■ REQUIRED TASK ■
Reproduce verbatim the lines in the entries below, from the line containing "marker-label: F [111, 332, 118, 345]" up to and including the line containing "x-tick-label: 08:45 [94, 163, 117, 172]".

(Rows drawn from a layout dataset)
***

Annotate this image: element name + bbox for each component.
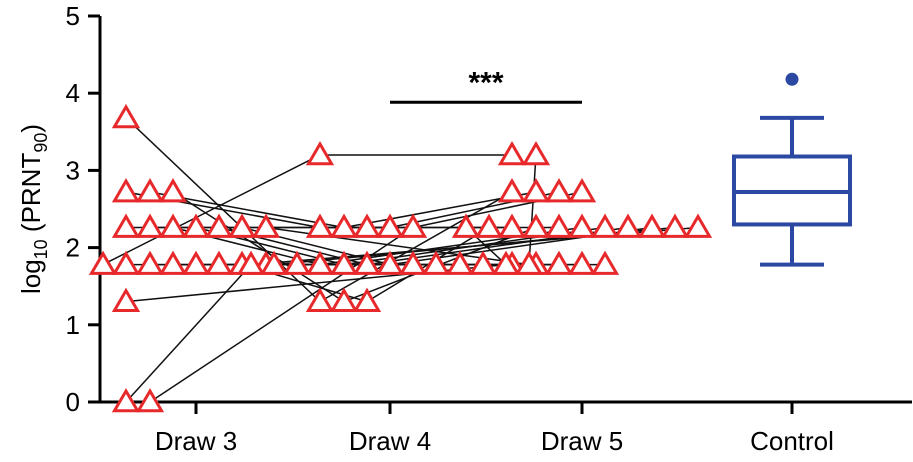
data-point-draw-4	[329, 287, 359, 312]
data-point-draw-3	[111, 250, 141, 275]
x-tick-label: Draw 5	[541, 426, 623, 456]
y-axis-label: log10 (PRNT90)	[16, 124, 51, 294]
data-point-draw-4	[352, 287, 382, 312]
data-point-draw-5	[567, 178, 597, 203]
data-point-draw-5	[497, 213, 527, 238]
data-point-draw-3	[111, 287, 141, 312]
data-point-draw-3	[158, 213, 188, 238]
data-point-draw-3	[135, 250, 165, 275]
data-point-draw-5	[683, 213, 713, 238]
y-tick-label: 4	[66, 78, 80, 108]
significance-annotation: ***	[390, 66, 582, 104]
data-point-draw-5	[637, 213, 667, 238]
data-point-draw-4	[329, 250, 359, 275]
y-tick-label: 5	[66, 1, 80, 31]
data-point-draw-4	[514, 250, 544, 275]
data-point-draw-4	[491, 250, 521, 275]
data-point-draw-4	[305, 140, 335, 166]
data-point-draw-4	[236, 250, 266, 275]
y-tick-label: 0	[66, 387, 80, 417]
control-outlier	[785, 72, 799, 86]
subject-connector	[528, 154, 537, 265]
x-tick-label: Draw 4	[349, 426, 431, 456]
significance-label: ***	[468, 66, 503, 99]
data-point-draw-5	[451, 213, 481, 238]
data-point-draw-5	[590, 213, 620, 238]
data-point-draw-4	[305, 287, 335, 312]
data-point-draw-3	[204, 213, 234, 238]
data-point-draw-3	[181, 213, 211, 238]
subject-connector	[125, 264, 252, 403]
y-axis-label-part: )	[16, 124, 46, 133]
data-point-draw-5	[521, 213, 551, 238]
data-point-draw-5	[613, 213, 643, 238]
y-axis-label-subscript: 10	[31, 239, 51, 259]
y-axis-label-part: log	[16, 259, 46, 294]
data-point-draw-5	[544, 178, 574, 203]
data-point-draw-5	[544, 213, 574, 238]
data-point-draw-5	[497, 178, 527, 203]
data-point-draw-4	[305, 250, 335, 275]
control-boxplot	[732, 72, 852, 267]
data-point-draw-3	[158, 250, 188, 275]
data-point-draw-4	[398, 250, 428, 275]
data-point-draw-5	[474, 213, 504, 238]
data-point-draw-3	[135, 213, 165, 238]
y-tick-label: 2	[66, 233, 80, 263]
data-point-draw-3	[158, 178, 188, 203]
subject-connector	[319, 191, 513, 303]
subject-connector	[102, 154, 321, 266]
data-point-draw-3	[111, 213, 141, 238]
data-point-draw-3	[111, 103, 141, 129]
data-point-draw-5	[567, 213, 597, 238]
y-axis-label-part: (PRNT	[16, 153, 46, 240]
data-point-draw-3	[181, 250, 211, 275]
data-point-draw-3	[204, 250, 234, 275]
data-point-draw-4	[445, 250, 475, 275]
data-point-draw-3	[135, 178, 165, 203]
data-point-draw-4	[375, 250, 405, 275]
y-tick-label: 1	[66, 310, 80, 340]
data-point-draw-5	[544, 250, 574, 275]
data-point-draw-4	[329, 213, 359, 238]
data-point-draw-3	[227, 213, 257, 238]
data-point-draw-4	[375, 213, 405, 238]
data-point-draw-5	[660, 213, 690, 238]
axes: 0 1 2 3 4 5 Draw 3 Draw 4 Draw 5 Control log10 (PR…	[16, 1, 912, 456]
y-tick-label: 3	[66, 155, 80, 185]
data-point-draw-4	[352, 250, 382, 275]
data-point-draw-3	[111, 388, 141, 413]
data-point-draw-4	[282, 250, 312, 275]
x-tick-label: Draw 3	[155, 426, 237, 456]
data-point-draw-5	[497, 140, 527, 166]
data-point-draw-5	[590, 250, 620, 275]
data-point-draw-4	[352, 213, 382, 238]
x-tick-label: Control	[750, 426, 834, 456]
subject-connector	[149, 226, 414, 403]
data-point-draw-4	[421, 250, 451, 275]
data-point-draw-5	[567, 250, 597, 275]
y-axis-label-subscript: 90	[31, 133, 51, 153]
data-point-draw-3	[88, 250, 118, 275]
data-point-draw-5	[521, 178, 551, 203]
data-point-draw-5	[521, 140, 551, 166]
data-markers	[88, 103, 713, 413]
data-point-draw-4	[398, 213, 428, 238]
data-point-draw-3	[135, 388, 165, 413]
data-point-draw-4	[259, 250, 289, 275]
data-point-draw-4	[305, 213, 335, 238]
data-point-draw-3	[251, 213, 281, 238]
data-point-draw-3	[111, 178, 141, 203]
data-point-draw-4	[468, 250, 498, 275]
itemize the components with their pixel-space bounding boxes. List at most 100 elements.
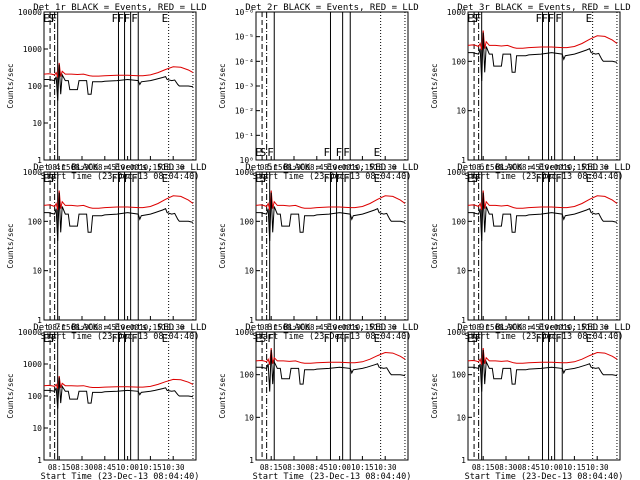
marker-label: F [111, 332, 118, 345]
x-tick-label: 10:15 [351, 463, 374, 472]
marker-label: S [48, 12, 55, 25]
series-events-line [256, 192, 406, 242]
x-tick-label: 10:00 [328, 323, 351, 332]
plot-frame [43, 11, 197, 161]
marker-label: E [255, 332, 262, 345]
x-tick-label: 08:45 [94, 163, 117, 172]
series-events-line [44, 192, 194, 242]
marker-label: E [43, 12, 50, 25]
panel-6: Det 6r BLACK = Events, RED = LLD 1 10 100 10… [430, 163, 631, 342]
marker-label: F [336, 332, 343, 345]
x-tick-label: 08:15 [48, 463, 71, 472]
y-tick-label: 1000 [447, 168, 466, 177]
series-lld-line [44, 190, 194, 211]
x-tick-label: 10:00 [328, 463, 351, 472]
panel-5: Det 5r BLACK = Events, RED = LLD 1 10 100 10… [218, 163, 419, 342]
y-tick-label: 10⁻⁵ [235, 33, 254, 42]
x-tick-label: 10:30 [374, 323, 397, 332]
y-axis-label: Counts/sec [218, 63, 227, 108]
x-tick-label: 08:15 [472, 323, 495, 332]
y-tick-label: 1000 [447, 328, 466, 337]
x-tick-label: 08:15 [472, 163, 495, 172]
marker-label: E [43, 172, 50, 185]
y-tick-label: 10⁻⁶ [235, 8, 254, 17]
marker-label: F [323, 172, 330, 185]
series-events-line [468, 192, 618, 242]
marker-label: F [131, 12, 138, 25]
y-axis-label: Counts/sec [218, 373, 227, 418]
marker-label: F [131, 172, 138, 185]
marker-label: F [548, 332, 555, 345]
y-tick-label: 1000 [447, 8, 466, 17]
marker-label: F [542, 12, 549, 25]
y-tick-label: 10 [32, 119, 42, 128]
x-tick-label: 10:30 [586, 163, 609, 172]
x-tick-label: 10:15 [351, 323, 374, 332]
series-lld-line [468, 30, 618, 51]
x-axis-label: Start Time (23-Dec-13 08:04:40) [465, 332, 624, 342]
panel-title: Det 4r BLACK = Events, RED = LLD [33, 163, 206, 173]
x-tick-label: 10:30 [586, 463, 609, 472]
marker-label: E [586, 12, 593, 25]
marker-label: E [374, 172, 381, 185]
y-tick-label: 1000 [235, 168, 254, 177]
y-tick-label: 1000 [23, 168, 42, 177]
marker-label: F [124, 332, 131, 345]
marker-label: S [472, 172, 479, 185]
y-tick-label: 1000 [235, 328, 254, 337]
x-tick-label: 10:00 [116, 163, 139, 172]
y-tick-label: 100 [240, 371, 255, 380]
x-tick-label: 10:30 [374, 163, 397, 172]
marker-label: E [586, 172, 593, 185]
y-tick-label: 1 [461, 316, 466, 325]
marker-label: E [374, 332, 381, 345]
plot-frame [43, 171, 197, 321]
x-tick-label: 08:45 [94, 463, 117, 472]
marker-label: F [51, 12, 58, 25]
marker-label: E [255, 146, 262, 159]
plot-frame [255, 331, 409, 461]
marker-label: F [118, 332, 125, 345]
marker-label: F [475, 12, 482, 25]
plot-frame [467, 171, 621, 321]
marker-label: F [475, 172, 482, 185]
x-tick-label: 08:15 [260, 163, 283, 172]
panel-4: Det 4r BLACK = Events, RED = LLD 1 10 100 10… [6, 163, 207, 342]
x-tick-label: 08:45 [306, 323, 329, 332]
x-tick-label: 08:30 [283, 163, 306, 172]
marker-label: F [535, 12, 542, 25]
y-axis-label: Counts/sec [6, 373, 15, 418]
marker-label: F [330, 172, 337, 185]
y-tick-label: 10 [32, 267, 42, 276]
marker-label: F [124, 12, 131, 25]
x-tick-label: 08:45 [518, 463, 541, 472]
y-tick-label: 100 [240, 217, 255, 226]
marker-label: F [542, 332, 549, 345]
x-tick-label: 10:30 [162, 463, 185, 472]
marker-label: F [548, 12, 555, 25]
panel-9: Det 9r BLACK = Events, RED = LLD 1 10 100 10… [430, 323, 631, 480]
y-tick-label: 1000 [23, 360, 42, 369]
x-axis-label: Start Time (23-Dec-13 08:04:40) [465, 172, 624, 182]
marker-label: E [467, 332, 474, 345]
marker-label: F [51, 172, 58, 185]
marker-label: F [548, 172, 555, 185]
x-tick-label: 08:30 [283, 463, 306, 472]
marker-label: F [555, 12, 562, 25]
series-lld-line [468, 348, 618, 365]
marker-label: F [111, 172, 118, 185]
x-tick-label: 10:00 [540, 463, 563, 472]
series-events-line [468, 349, 618, 392]
x-tick-label: 08:30 [495, 323, 518, 332]
x-tick-label: 10:15 [139, 163, 162, 172]
series-lld-line [44, 376, 194, 389]
x-axis-label: Start Time (23-Dec-13 08:04:40) [253, 472, 412, 480]
marker-label: F [475, 332, 482, 345]
marker-label: F [323, 332, 330, 345]
panel-title: Det 9r BLACK = Events, RED = LLD [457, 323, 630, 333]
x-tick-label: 08:45 [306, 163, 329, 172]
y-tick-label: 1000 [23, 45, 42, 54]
y-tick-label: 10⁻² [235, 107, 254, 116]
plot-frame [467, 11, 621, 161]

***

■ WRITTEN ANSWER ■
marker-label: F [111, 332, 118, 345]
x-tick-label: 10:15 [351, 463, 374, 472]
marker-label: S [48, 12, 55, 25]
series-events-line [256, 192, 406, 242]
x-tick-label: 10:00 [328, 323, 351, 332]
plot-frame [43, 11, 197, 161]
marker-label: E [255, 332, 262, 345]
x-tick-label: 08:45 [94, 163, 117, 172]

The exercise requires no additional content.